▶ Data records:
___

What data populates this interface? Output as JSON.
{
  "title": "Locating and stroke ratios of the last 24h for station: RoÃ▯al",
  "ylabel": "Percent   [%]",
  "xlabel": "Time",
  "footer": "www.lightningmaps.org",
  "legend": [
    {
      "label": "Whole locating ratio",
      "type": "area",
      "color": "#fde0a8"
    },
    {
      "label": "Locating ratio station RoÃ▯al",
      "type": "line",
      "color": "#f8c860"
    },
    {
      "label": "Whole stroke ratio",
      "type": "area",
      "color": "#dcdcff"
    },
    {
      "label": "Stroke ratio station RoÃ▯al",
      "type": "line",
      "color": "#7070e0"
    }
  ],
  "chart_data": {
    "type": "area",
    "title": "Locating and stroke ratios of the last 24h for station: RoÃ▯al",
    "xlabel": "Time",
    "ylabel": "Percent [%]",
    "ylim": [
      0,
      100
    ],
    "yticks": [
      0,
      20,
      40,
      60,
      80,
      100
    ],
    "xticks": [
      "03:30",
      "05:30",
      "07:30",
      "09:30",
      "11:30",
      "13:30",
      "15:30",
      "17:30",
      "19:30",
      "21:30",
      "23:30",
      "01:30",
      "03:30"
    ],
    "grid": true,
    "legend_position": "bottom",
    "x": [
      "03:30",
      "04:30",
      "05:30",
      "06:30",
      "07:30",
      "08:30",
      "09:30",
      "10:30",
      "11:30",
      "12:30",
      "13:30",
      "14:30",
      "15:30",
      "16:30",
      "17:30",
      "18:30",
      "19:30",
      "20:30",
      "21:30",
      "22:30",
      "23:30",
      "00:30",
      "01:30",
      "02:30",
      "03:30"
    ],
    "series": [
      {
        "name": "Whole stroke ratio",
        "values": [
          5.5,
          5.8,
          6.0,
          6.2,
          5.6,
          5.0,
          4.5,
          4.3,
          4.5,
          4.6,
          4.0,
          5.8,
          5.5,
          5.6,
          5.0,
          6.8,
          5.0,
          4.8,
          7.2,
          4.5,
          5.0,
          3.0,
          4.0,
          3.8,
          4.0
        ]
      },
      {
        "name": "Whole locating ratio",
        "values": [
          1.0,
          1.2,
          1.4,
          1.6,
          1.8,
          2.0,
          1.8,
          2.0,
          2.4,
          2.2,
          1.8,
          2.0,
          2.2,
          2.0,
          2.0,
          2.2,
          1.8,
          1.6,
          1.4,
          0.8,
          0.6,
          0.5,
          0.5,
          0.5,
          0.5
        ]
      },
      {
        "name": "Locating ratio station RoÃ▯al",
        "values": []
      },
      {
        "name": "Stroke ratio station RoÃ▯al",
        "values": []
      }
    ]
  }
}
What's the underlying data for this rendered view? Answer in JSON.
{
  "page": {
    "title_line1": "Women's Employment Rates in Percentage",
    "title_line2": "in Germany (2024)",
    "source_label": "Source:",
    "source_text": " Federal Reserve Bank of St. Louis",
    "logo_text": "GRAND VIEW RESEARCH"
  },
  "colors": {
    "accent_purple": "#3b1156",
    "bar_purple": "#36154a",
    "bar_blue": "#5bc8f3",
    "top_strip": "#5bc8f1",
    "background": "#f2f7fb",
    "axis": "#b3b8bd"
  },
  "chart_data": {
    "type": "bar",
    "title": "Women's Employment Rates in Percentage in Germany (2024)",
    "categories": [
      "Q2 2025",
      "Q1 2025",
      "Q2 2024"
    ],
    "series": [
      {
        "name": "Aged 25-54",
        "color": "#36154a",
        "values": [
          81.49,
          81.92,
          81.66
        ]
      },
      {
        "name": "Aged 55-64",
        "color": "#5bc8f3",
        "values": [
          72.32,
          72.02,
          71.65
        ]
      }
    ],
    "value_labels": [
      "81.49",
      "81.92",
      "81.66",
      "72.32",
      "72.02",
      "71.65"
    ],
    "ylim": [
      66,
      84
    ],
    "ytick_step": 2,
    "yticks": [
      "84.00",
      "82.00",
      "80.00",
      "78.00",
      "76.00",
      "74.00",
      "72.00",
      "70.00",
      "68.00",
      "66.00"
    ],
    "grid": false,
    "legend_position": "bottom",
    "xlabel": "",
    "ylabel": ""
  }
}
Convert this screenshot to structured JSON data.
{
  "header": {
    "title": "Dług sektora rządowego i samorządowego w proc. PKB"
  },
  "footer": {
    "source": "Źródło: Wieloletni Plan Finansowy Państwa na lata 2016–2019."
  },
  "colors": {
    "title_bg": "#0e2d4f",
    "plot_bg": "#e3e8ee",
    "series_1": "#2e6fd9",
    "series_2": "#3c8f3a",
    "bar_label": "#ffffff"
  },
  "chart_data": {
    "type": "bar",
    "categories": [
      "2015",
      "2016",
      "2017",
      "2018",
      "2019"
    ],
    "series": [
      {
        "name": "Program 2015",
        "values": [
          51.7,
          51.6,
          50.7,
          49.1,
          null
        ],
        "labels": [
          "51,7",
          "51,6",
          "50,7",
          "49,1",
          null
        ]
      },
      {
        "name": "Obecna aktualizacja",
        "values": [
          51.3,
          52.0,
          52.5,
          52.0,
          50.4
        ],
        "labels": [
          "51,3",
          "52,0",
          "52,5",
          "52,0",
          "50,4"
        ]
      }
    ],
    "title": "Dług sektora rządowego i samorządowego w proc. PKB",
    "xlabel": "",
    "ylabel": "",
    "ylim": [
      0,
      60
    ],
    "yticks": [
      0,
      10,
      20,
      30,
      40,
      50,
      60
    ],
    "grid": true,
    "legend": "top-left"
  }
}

___

▶ What the task requires:
Print every record above exactly as written.

▶ Full response:
What data populates this interface? Output as JSON.
{
  "title": "Locating and stroke ratios of the last 24h for station: RoÃ▯al",
  "ylabel": "Percent   [%]",
  "xlabel": "Time",
  "footer": "www.lightningmaps.org",
  "legend": [
    {
      "label": "Whole locating ratio",
      "type": "area",
      "color": "#fde0a8"
    },
    {
      "label": "Locating ratio station RoÃ▯al",
      "type": "line",
      "color": "#f8c860"
    },
    {
      "label": "Whole stroke ratio",
      "type": "area",
      "color": "#dcdcff"
    },
    {
      "label": "Stroke ratio station RoÃ▯al",
      "type": "line",
      "color": "#7070e0"
    }
  ],
  "chart_data": {
    "type": "area",
    "title": "Locating and stroke ratios of the last 24h for station: RoÃ▯al",
    "xlabel": "Time",
    "ylabel": "Percent [%]",
    "ylim": [
      0,
      100
    ],
    "yticks": [
      0,
      20,
      40,
      60,
      80,
      100
    ],
    "xticks": [
      "03:30",
      "05:30",
      "07:30",
      "09:30",
      "11:30",
      "13:30",
      "15:30",
      "17:30",
      "19:30",
      "21:30",
      "23:30",
      "01:30",
      "03:30"
    ],
    "grid": true,
    "legend_position": "bottom",
    "x": [
      "03:30",
      "04:30",
      "05:30",
      "06:30",
      "07:30",
      "08:30",
      "09:30",
      "10:30",
      "11:30",
      "12:30",
      "13:30",
      "14:30",
      "15:30",
      "16:30",
      "17:30",
      "18:30",
      "19:30",
      "20:30",
      "21:30",
      "22:30",
      "23:30",
      "00:30",
      "01:30",
      "02:30",
      "03:30"
    ],
    "series": [
      {
        "name": "Whole stroke ratio",
        "values": [
          5.5,
          5.8,
          6.0,
          6.2,
          5.6,
          5.0,
          4.5,
          4.3,
          4.5,
          4.6,
          4.0,
          5.8,
          5.5,
          5.6,
          5.0,
          6.8,
          5.0,
          4.8,
          7.2,
          4.5,
          5.0,
          3.0,
          4.0,
          3.8,
          4.0
        ]
      },
      {
        "name": "Whole locating ratio",
        "values": [
          1.0,
          1.2,
          1.4,
          1.6,
          1.8,
          2.0,
          1.8,
          2.0,
          2.4,
          2.2,
          1.8,
          2.0,
          2.2,
          2.0,
          2.0,
          2.2,
          1.8,
          1.6,
          1.4,
          0.8,
          0.6,
          0.5,
          0.5,
          0.5,
          0.5
        ]
      },
      {
        "name": "Locating ratio station RoÃ▯al",
        "values": []
      },
      {
        "name": "Stroke ratio station RoÃ▯al",
        "values": []
      }
    ]
  }
}
What's the underlying data for this rendered view? Answer in JSON.
{
  "page": {
    "title_line1": "Women's Employment Rates in Percentage",
    "title_line2": "in Germany (2024)",
    "source_label": "Source:",
    "source_text": " Federal Reserve Bank of St. Louis",
    "logo_text": "GRAND VIEW RESEARCH"
  },
  "colors": {
    "accent_purple": "#3b1156",
    "bar_purple": "#36154a",
    "bar_blue": "#5bc8f3",
    "top_strip": "#5bc8f1",
    "background": "#f2f7fb",
    "axis": "#b3b8bd"
  },
  "chart_data": {
    "type": "bar",
    "title": "Women's Employment Rates in Percentage in Germany (2024)",
    "categories": [
      "Q2 2025",
      "Q1 2025",
      "Q2 2024"
    ],
    "series": [
      {
        "name": "Aged 25-54",
        "color": "#36154a",
        "values": [
          81.49,
          81.92,
          81.66
        ]
      },
      {
        "name": "Aged 55-64",
        "color": "#5bc8f3",
        "values": [
          72.32,
          72.02,
          71.65
        ]
      }
    ],
    "value_labels": [
      "81.49",
      "81.92",
      "81.66",
      "72.32",
      "72.02",
      "71.65"
    ],
    "ylim": [
      66,
      84
    ],
    "ytick_step": 2,
    "yticks": [
      "84.00",
      "82.00",
      "80.00",
      "78.00",
      "76.00",
      "74.00",
      "72.00",
      "70.00",
      "68.00",
      "66.00"
    ],
    "grid": false,
    "legend_position": "bottom",
    "xlabel": "",
    "ylabel": ""
  }
}
Convert this screenshot to structured JSON data.
{
  "header": {
    "title": "Dług sektora rządowego i samorządowego w proc. PKB"
  },
  "footer": {
    "source": "Źródło: Wieloletni Plan Finansowy Państwa na lata 2016–2019."
  },
  "colors": {
    "title_bg": "#0e2d4f",
    "plot_bg": "#e3e8ee",
    "series_1": "#2e6fd9",
    "series_2": "#3c8f3a",
    "bar_label": "#ffffff"
  },
  "chart_data": {
    "type": "bar",
    "categories": [
      "2015",
      "2016",
      "2017",
      "2018",
      "2019"
    ],
    "series": [
      {
        "name": "Program 2015",
        "values": [
          51.7,
          51.6,
          50.7,
          49.1,
          null
        ],
        "labels": [
          "51,7",
          "51,6",
          "50,7",
          "49,1",
          null
        ]
      },
      {
        "name": "Obecna aktualizacja",
        "values": [
          51.3,
          52.0,
          52.5,
          52.0,
          50.4
        ],
        "labels": [
          "51,3",
          "52,0",
          "52,5",
          "52,0",
          "50,4"
        ]
      }
    ],
    "title": "Dług sektora rządowego i samorządowego w proc. PKB",
    "xlabel": "",
    "ylabel": "",
    "ylim": [
      0,
      60
    ],
    "yticks": [
      0,
      10,
      20,
      30,
      40,
      50,
      60
    ],
    "grid": true,
    "legend": "top-left"
  }
}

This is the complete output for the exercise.